• Task objective: Give the count of lines holding the string "this" and nothing else.
====== Records shown
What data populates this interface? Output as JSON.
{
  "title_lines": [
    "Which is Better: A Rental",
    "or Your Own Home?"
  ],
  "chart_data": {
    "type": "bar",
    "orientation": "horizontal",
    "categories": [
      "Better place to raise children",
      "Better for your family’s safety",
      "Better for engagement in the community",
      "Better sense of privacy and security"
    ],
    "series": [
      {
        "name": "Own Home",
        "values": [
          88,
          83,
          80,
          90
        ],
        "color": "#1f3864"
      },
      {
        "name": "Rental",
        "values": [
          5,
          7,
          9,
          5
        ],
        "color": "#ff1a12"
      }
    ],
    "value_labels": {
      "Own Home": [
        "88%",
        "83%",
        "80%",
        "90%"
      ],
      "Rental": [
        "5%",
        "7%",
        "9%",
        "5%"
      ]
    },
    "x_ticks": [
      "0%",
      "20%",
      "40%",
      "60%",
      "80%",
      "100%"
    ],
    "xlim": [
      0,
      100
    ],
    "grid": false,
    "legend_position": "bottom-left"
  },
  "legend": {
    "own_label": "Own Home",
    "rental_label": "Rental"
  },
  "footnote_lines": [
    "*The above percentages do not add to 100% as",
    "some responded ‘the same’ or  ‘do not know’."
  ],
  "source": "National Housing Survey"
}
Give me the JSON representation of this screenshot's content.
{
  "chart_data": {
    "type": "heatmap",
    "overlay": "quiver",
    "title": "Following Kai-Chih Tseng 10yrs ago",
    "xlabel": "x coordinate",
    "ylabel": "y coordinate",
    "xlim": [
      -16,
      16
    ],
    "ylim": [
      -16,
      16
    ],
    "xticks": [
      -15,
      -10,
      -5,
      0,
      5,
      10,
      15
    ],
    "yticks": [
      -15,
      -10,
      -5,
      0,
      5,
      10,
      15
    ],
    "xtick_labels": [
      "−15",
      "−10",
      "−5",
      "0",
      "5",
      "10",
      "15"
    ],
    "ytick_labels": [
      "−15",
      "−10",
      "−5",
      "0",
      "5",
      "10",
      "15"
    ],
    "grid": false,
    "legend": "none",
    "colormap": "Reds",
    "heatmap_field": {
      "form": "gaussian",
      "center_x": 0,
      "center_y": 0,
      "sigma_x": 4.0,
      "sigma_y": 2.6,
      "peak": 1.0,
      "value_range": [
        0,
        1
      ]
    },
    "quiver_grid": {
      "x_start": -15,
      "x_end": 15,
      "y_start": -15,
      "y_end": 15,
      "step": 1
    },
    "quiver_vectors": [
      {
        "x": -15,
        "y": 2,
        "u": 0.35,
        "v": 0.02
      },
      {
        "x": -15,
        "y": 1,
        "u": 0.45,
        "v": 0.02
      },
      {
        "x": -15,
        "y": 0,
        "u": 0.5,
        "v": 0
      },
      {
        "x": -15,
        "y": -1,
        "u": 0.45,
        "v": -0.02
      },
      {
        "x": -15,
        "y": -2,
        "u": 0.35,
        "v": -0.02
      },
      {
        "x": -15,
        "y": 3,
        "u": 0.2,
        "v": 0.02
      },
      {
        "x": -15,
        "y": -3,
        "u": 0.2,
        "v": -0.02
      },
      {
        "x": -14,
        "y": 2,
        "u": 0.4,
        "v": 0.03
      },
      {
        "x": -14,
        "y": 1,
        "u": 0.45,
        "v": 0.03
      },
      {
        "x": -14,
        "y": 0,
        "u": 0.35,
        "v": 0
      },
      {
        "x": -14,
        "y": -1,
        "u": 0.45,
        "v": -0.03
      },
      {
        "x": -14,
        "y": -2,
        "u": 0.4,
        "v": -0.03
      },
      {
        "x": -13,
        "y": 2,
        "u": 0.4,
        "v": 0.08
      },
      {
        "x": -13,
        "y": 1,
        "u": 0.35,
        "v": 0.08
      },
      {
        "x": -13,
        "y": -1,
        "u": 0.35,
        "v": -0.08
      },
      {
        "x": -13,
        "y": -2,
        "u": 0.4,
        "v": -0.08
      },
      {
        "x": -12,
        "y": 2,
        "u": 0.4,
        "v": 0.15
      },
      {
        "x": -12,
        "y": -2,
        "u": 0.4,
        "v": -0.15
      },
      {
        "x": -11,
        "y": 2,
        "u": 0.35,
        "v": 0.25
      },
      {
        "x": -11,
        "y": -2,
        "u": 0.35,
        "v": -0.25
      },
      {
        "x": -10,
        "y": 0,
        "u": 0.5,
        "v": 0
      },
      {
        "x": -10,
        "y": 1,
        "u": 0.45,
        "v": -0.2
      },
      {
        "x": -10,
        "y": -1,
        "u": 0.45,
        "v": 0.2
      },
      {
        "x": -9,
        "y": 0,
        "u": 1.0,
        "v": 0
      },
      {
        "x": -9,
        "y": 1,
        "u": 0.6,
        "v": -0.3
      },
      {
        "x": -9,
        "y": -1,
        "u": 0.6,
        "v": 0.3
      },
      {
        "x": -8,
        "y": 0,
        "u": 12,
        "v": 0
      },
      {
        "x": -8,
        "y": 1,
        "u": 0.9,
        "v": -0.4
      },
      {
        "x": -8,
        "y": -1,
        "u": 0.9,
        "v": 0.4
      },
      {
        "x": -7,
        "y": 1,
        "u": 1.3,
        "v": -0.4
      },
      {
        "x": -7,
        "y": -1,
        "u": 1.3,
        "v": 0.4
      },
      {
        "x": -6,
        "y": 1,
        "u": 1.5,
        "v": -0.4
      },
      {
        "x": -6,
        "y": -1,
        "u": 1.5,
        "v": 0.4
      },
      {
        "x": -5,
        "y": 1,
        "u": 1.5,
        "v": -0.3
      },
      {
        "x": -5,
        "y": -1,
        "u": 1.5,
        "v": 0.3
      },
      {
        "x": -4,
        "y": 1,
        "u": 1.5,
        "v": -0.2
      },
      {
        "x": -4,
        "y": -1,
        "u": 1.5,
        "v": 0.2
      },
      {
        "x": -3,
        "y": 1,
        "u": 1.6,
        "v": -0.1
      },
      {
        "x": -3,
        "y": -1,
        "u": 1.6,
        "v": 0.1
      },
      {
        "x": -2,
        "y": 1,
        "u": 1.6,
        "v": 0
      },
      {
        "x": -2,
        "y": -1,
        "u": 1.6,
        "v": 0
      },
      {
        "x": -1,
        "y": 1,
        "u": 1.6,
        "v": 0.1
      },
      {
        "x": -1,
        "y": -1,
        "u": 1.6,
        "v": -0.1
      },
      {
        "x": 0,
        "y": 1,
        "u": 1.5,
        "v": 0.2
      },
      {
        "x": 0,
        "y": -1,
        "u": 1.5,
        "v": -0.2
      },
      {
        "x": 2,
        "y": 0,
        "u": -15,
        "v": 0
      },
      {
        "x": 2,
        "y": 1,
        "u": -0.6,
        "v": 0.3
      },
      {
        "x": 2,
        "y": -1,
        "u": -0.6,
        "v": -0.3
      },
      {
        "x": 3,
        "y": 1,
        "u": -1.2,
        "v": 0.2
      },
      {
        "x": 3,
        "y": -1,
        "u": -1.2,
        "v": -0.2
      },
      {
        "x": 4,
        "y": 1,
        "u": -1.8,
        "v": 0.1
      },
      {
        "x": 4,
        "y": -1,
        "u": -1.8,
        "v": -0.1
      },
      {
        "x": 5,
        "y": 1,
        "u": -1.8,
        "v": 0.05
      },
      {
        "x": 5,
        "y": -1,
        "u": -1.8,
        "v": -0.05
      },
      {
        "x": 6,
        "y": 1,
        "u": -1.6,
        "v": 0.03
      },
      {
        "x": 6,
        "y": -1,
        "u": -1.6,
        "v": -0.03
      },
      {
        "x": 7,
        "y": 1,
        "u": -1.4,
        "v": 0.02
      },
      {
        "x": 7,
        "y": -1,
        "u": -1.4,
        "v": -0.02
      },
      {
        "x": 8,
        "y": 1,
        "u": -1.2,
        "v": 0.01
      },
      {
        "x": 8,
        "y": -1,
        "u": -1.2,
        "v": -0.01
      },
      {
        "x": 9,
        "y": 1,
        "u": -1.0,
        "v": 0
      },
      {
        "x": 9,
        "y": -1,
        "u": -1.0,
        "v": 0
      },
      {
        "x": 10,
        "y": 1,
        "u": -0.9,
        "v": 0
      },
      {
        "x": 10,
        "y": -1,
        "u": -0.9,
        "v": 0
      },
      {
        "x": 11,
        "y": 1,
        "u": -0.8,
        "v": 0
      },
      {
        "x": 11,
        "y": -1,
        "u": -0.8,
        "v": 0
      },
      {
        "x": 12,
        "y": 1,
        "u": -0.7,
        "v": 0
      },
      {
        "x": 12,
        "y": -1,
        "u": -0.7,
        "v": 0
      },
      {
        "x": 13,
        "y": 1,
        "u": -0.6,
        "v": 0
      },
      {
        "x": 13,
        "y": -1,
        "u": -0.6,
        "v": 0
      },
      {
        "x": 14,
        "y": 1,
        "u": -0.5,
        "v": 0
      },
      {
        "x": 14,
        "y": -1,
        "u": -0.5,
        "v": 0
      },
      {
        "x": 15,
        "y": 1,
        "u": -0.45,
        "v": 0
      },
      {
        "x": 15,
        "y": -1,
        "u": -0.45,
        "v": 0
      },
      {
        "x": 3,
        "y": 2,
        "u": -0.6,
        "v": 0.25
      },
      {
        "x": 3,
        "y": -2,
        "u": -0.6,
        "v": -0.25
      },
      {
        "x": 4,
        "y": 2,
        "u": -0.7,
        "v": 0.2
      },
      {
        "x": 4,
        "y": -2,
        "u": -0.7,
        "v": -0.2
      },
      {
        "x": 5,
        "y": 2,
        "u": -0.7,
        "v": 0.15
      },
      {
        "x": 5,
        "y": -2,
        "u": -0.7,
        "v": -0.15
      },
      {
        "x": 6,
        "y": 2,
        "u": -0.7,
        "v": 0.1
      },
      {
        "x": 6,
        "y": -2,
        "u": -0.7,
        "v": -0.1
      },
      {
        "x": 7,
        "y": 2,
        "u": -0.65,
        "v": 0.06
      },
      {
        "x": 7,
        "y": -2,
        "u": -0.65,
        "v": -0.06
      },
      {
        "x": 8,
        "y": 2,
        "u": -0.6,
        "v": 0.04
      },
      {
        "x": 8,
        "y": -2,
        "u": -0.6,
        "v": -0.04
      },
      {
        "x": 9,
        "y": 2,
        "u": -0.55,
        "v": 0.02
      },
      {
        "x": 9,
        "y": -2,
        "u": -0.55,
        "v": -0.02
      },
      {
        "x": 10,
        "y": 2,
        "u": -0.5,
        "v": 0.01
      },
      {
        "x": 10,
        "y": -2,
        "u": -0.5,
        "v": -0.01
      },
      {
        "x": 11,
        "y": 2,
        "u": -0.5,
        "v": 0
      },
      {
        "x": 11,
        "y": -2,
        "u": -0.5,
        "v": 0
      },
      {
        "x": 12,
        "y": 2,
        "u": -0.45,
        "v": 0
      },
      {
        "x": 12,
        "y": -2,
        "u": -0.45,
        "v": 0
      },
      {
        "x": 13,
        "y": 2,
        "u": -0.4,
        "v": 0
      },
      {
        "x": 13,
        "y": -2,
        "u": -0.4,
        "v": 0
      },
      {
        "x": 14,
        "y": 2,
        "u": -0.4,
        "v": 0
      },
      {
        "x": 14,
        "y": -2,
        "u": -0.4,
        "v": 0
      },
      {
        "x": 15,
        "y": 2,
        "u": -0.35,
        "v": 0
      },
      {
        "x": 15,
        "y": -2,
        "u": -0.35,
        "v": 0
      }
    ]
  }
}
============
• Correct answer: 2